> _GIVEN INSTRUCTION_
"hasta" appears in how many lines of the entries? State only the number.
::::::::::
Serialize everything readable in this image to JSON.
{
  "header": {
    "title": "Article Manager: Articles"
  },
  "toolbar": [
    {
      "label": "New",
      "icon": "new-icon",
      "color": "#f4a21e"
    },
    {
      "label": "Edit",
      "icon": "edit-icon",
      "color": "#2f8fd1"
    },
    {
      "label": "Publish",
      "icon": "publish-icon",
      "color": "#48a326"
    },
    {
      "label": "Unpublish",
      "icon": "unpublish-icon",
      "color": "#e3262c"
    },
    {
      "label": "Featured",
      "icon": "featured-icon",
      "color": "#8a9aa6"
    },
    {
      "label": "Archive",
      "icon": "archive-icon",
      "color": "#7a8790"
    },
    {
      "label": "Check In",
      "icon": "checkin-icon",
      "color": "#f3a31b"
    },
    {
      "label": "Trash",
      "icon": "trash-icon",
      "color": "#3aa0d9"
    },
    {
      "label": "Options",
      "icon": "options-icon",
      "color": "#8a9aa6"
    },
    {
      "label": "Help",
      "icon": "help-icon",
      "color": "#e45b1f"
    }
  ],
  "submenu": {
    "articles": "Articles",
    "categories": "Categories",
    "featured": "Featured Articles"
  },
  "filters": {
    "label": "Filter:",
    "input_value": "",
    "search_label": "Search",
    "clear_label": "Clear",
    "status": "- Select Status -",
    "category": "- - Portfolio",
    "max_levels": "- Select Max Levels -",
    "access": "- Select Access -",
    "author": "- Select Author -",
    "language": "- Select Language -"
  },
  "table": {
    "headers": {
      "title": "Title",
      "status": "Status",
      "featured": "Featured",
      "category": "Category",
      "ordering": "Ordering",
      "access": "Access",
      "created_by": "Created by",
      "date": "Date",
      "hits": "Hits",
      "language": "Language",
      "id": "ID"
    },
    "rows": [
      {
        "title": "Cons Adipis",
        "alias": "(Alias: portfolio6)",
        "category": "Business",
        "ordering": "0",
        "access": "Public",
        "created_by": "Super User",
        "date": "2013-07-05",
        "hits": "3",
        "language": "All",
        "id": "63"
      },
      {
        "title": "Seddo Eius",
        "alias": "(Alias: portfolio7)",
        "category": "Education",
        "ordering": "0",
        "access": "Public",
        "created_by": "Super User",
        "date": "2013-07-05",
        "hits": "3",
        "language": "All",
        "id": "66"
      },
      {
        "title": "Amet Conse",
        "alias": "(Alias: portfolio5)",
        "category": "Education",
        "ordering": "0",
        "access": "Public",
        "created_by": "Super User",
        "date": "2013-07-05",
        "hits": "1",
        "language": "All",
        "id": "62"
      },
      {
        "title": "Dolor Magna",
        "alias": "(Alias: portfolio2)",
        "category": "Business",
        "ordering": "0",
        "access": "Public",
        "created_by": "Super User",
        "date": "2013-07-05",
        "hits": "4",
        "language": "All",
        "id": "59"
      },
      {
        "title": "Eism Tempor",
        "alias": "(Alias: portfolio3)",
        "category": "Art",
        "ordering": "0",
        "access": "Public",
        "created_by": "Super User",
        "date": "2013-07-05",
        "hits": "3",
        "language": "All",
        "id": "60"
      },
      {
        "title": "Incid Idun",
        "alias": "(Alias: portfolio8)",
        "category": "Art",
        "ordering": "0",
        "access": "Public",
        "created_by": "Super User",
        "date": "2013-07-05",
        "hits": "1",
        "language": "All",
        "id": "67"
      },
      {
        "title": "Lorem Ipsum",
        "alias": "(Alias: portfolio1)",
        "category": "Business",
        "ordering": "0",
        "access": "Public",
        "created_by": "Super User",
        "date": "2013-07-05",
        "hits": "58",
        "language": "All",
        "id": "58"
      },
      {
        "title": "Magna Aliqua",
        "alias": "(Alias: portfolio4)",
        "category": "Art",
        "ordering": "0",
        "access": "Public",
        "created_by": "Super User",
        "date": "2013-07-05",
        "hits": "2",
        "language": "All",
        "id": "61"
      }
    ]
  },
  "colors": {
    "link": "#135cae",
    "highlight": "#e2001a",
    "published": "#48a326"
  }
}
::::::::::
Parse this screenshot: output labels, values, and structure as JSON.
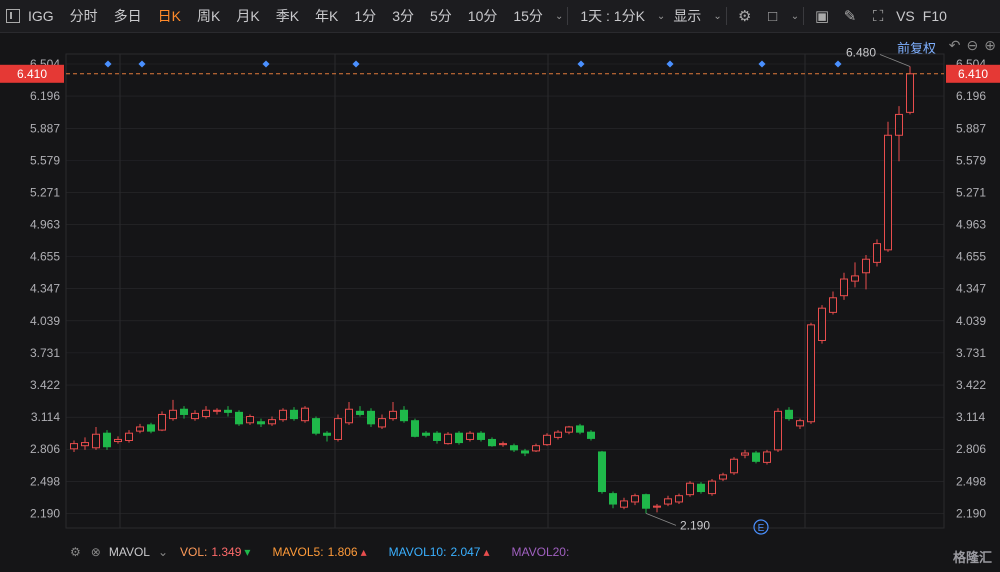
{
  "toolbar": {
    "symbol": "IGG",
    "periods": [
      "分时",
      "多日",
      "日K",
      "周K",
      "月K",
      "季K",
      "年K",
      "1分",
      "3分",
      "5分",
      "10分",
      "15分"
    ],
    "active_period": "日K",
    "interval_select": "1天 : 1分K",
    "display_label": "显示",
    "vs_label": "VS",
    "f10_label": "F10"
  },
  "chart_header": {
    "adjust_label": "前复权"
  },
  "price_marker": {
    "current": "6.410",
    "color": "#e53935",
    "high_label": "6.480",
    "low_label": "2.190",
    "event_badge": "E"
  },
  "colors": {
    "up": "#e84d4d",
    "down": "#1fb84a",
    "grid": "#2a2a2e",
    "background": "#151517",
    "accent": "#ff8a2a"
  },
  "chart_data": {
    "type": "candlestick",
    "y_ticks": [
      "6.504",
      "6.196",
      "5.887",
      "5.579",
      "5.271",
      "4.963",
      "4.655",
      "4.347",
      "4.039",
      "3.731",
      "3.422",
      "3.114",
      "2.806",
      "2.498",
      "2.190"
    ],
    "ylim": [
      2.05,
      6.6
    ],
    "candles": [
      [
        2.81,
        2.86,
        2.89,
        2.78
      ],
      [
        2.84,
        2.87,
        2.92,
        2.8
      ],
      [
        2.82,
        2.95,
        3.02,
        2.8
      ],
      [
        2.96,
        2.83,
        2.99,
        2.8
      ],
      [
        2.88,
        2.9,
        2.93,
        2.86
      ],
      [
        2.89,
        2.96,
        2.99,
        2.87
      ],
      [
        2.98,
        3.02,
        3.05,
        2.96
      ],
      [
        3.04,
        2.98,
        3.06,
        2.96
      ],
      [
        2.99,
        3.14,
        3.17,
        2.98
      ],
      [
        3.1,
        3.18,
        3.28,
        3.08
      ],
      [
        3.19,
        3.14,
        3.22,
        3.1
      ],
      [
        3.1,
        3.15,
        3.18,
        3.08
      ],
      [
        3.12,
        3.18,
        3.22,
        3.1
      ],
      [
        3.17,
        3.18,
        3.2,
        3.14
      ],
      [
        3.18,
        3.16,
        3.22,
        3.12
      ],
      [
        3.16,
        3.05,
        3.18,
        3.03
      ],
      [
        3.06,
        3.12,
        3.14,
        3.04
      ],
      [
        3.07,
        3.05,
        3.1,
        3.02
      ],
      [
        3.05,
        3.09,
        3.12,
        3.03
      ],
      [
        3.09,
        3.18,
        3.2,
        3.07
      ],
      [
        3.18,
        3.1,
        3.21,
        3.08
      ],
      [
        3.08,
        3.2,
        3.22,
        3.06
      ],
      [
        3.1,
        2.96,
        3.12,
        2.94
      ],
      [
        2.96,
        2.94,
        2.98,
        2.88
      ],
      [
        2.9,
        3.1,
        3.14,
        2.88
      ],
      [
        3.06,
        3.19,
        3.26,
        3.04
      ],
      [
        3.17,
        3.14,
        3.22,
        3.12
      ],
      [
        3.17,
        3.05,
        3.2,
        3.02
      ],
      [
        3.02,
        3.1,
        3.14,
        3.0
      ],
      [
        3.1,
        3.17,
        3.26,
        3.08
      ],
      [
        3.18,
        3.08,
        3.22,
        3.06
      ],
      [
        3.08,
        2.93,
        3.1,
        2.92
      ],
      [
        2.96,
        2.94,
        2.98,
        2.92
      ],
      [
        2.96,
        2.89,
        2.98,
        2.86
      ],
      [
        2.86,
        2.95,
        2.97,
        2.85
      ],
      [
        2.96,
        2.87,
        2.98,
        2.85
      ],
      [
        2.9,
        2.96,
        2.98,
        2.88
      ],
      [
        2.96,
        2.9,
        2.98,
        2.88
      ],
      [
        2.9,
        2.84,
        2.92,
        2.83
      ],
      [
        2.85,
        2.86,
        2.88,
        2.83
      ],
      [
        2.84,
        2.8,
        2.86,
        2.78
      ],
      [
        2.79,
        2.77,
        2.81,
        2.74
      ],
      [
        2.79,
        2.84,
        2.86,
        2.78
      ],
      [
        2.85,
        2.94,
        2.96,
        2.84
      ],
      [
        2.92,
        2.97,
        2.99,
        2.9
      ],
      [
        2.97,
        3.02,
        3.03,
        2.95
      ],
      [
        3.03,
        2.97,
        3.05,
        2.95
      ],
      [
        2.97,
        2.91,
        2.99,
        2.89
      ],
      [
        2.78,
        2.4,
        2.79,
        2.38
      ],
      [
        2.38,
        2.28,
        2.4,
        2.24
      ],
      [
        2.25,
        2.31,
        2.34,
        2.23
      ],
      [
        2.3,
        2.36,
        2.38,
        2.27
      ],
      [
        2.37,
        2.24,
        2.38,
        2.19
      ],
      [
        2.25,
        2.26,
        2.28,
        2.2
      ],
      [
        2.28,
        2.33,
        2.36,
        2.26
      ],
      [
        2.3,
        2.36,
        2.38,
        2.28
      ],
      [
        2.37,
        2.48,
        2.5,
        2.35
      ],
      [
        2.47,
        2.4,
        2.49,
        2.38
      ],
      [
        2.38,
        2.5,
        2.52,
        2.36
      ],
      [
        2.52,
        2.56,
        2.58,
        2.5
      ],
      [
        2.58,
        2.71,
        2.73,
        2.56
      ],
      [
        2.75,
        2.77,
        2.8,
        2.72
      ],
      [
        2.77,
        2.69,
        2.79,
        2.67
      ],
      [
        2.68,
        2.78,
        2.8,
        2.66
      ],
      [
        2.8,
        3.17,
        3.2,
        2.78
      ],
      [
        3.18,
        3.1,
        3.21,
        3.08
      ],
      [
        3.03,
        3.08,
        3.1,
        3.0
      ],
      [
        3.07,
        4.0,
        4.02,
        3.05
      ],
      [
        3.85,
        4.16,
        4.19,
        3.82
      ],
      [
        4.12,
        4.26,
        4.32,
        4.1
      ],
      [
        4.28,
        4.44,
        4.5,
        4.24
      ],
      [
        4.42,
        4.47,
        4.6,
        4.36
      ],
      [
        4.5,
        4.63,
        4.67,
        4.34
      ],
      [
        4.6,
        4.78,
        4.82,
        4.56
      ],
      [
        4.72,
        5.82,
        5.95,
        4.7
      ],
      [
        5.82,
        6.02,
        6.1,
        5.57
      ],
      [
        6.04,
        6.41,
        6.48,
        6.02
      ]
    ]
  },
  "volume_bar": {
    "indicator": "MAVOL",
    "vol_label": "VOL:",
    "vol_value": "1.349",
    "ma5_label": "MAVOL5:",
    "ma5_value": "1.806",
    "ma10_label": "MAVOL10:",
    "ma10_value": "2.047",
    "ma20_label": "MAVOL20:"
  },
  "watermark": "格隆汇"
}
::::::::::
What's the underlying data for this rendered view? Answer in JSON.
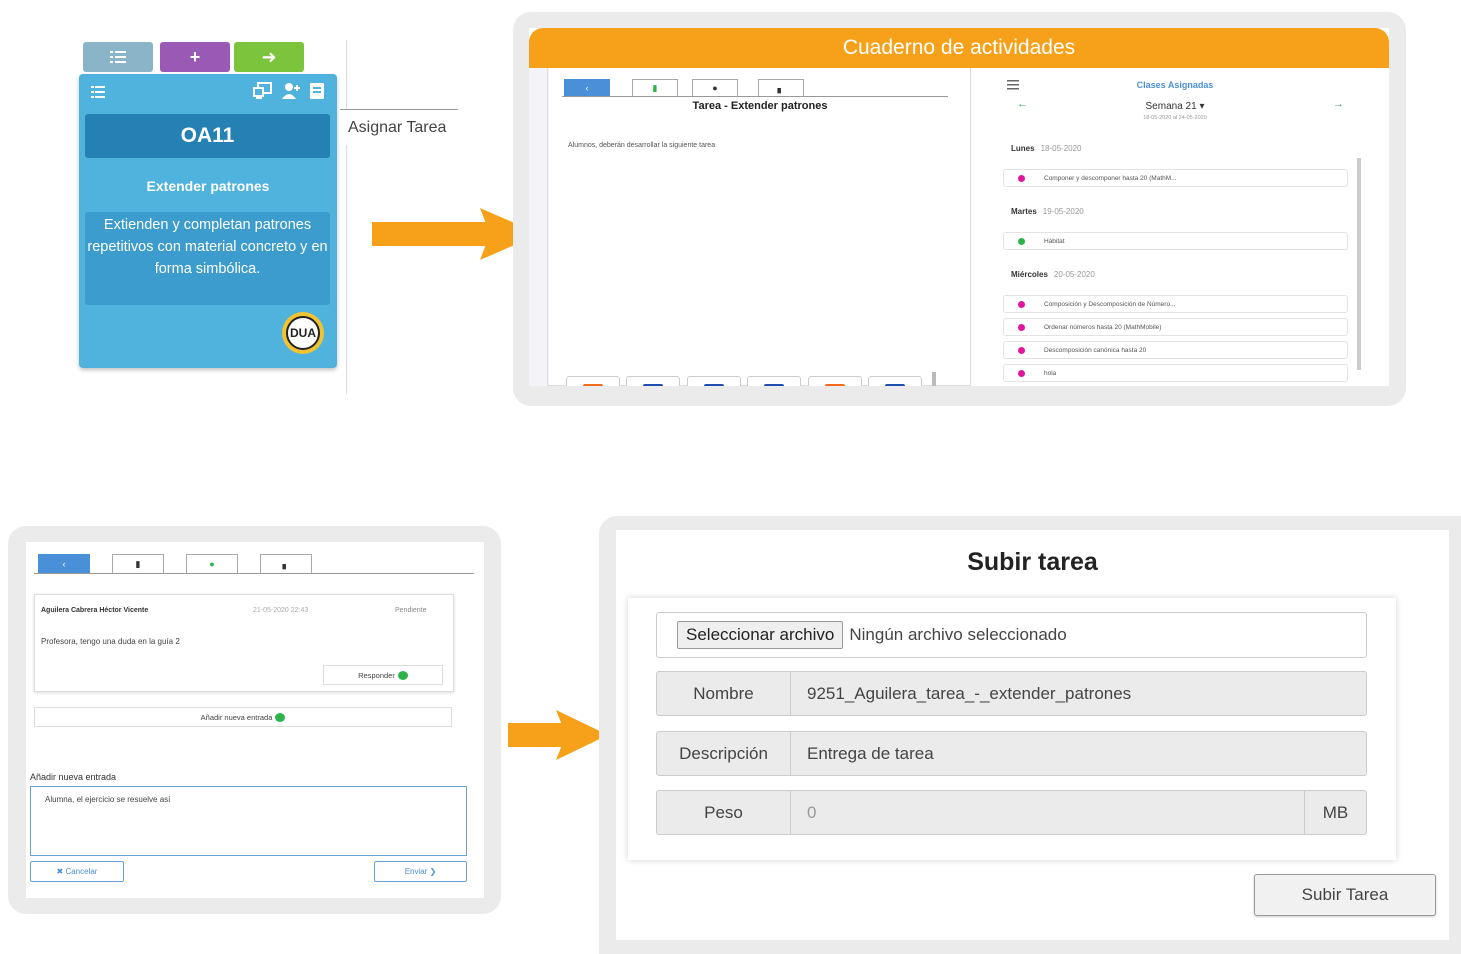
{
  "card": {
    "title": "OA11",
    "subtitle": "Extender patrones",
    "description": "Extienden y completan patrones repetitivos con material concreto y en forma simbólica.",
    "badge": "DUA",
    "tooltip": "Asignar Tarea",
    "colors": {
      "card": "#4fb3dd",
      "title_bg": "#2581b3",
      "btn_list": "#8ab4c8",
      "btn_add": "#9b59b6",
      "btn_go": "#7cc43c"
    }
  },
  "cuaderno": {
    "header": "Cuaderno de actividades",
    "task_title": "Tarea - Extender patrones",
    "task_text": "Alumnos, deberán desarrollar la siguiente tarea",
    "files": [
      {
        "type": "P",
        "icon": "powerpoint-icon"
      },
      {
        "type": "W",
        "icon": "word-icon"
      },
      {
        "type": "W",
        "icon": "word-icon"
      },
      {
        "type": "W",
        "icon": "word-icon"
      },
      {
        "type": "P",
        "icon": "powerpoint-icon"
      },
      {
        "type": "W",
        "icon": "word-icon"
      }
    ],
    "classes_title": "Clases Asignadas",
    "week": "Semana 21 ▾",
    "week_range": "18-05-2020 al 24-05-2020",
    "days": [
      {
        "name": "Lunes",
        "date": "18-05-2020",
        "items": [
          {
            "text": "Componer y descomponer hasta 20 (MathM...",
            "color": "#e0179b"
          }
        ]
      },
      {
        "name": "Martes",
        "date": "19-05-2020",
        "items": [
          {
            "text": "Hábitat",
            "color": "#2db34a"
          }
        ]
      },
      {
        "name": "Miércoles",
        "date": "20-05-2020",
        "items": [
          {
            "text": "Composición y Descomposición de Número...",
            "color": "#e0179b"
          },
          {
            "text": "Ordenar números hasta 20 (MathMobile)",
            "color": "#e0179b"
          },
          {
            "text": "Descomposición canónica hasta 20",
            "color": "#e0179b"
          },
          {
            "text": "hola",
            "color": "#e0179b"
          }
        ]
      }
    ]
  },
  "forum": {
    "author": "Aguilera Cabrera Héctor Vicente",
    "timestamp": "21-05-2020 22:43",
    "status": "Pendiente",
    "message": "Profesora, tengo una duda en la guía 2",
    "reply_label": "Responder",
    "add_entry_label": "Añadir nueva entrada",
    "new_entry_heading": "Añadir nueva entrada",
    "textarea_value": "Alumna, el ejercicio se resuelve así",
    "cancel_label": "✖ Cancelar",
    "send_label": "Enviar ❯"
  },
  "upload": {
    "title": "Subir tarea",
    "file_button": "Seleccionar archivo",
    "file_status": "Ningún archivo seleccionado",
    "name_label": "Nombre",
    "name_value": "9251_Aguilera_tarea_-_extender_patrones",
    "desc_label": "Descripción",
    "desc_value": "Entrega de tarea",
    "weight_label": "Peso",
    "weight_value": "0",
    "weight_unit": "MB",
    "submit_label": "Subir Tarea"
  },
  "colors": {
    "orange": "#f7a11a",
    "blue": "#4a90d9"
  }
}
::::::::::
> _RESULT_
3